**DATA RECORDS**
--- begin ---

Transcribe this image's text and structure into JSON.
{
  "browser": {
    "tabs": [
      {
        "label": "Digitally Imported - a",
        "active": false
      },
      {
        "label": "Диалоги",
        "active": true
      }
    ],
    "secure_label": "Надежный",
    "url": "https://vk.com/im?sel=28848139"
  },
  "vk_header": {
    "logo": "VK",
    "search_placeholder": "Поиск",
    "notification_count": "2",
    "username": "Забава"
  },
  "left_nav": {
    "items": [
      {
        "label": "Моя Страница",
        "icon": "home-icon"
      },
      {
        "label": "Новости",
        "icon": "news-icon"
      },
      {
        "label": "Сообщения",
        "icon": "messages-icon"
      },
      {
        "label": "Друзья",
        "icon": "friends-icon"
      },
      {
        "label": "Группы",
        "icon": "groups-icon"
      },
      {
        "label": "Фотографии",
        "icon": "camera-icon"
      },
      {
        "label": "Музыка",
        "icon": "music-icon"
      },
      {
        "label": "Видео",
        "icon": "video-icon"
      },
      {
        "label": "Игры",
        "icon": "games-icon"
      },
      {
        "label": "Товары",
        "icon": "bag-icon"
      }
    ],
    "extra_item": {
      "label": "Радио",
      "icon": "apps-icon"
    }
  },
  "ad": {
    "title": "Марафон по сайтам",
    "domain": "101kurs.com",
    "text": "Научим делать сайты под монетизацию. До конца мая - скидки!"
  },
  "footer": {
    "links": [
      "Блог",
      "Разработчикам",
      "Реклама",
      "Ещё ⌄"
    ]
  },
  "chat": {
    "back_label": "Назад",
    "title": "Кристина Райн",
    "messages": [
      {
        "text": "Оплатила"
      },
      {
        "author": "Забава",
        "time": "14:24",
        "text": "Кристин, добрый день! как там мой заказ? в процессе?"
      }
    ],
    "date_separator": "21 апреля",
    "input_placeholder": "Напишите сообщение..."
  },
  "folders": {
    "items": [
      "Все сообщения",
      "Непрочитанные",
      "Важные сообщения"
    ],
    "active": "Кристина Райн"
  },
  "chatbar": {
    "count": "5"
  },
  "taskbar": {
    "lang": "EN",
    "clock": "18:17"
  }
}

--- end ---

**TASK TO CARRY OUT**
Select every line of the material above holding the word "Райн" and copy it.

**EXERCISE ANSWER**
    "title": "Кристина Райн",
    "active": "Кристина Райн"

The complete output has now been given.